• Goal of the exercise:
Write out every entry word for word.

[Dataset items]
+ + + +
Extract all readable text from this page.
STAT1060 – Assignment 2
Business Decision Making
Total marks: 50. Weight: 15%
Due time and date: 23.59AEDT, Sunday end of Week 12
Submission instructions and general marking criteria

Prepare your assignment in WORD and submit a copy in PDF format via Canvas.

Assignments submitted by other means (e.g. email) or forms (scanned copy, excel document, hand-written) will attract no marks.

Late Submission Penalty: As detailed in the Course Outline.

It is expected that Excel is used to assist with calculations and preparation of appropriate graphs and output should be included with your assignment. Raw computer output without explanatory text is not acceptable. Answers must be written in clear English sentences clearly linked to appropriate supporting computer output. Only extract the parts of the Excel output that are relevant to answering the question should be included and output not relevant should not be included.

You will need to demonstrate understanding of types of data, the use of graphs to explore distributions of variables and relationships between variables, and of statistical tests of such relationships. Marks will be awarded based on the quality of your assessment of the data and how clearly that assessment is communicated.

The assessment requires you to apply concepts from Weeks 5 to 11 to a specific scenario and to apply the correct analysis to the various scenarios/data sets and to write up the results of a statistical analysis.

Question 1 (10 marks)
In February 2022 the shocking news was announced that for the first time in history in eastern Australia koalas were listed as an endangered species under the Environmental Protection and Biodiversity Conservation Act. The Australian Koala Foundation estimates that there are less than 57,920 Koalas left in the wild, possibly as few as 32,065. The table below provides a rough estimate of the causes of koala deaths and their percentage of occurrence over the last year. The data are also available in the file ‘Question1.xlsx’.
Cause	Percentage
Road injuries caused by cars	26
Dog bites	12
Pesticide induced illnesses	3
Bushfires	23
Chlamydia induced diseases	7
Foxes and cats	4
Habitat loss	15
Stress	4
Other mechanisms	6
+ + + +
• Result of this exercise:
Extract all readable text from this page.
STAT1060 – Assignment 2
Business Decision Making
Total marks: 50. Weight: 15%
Due time and date: 23.59AEDT, Sunday end of Week 12
Submission instructions and general marking criteria

Prepare your assignment in WORD and submit a copy in PDF format via Canvas.

Assignments submitted by other means (e.g. email) or forms (scanned copy, excel document, hand-written) will attract no marks.

Late Submission Penalty: As detailed in the Course Outline.

It is expected that Excel is used to assist with calculations and preparation of appropriate graphs and output should be included with your assignment. Raw computer output without explanatory text is not acceptable. Answers must be written in clear English sentences clearly linked to appropriate supporting computer output. Only extract the parts of the Excel output that are relevant to answering the question should be included and output not relevant should not be included.

You will need to demonstrate understanding of types of data, the use of graphs to explore distributions of variables and relationships between variables, and of statistical tests of such relationships. Marks will be awarded based on the quality of your assessment of the data and how clearly that assessment is communicated.

The assessment requires you to apply concepts from Weeks 5 to 11 to a specific scenario and to apply the correct analysis to the various scenarios/data sets and to write up the results of a statistical analysis.

Question 1 (10 marks)
In February 2022 the shocking news was announced that for the first time in history in eastern Australia koalas were listed as an endangered species under the Environmental Protection and Biodiversity Conservation Act. The Australian Koala Foundation estimates that there are less than 57,920 Koalas left in the wild, possibly as few as 32,065. The table below provides a rough estimate of the causes of koala deaths and their percentage of occurrence over the last year. The data are also available in the file ‘Question1.xlsx’.
Cause	Percentage
Road injuries caused by cars	26
Dog bites	12
Pesticide induced illnesses	3
Bushfires	23
Chlamydia induced diseases	7
Foxes and cats	4
Habitat loss	15
Stress	4
Other mechanisms	6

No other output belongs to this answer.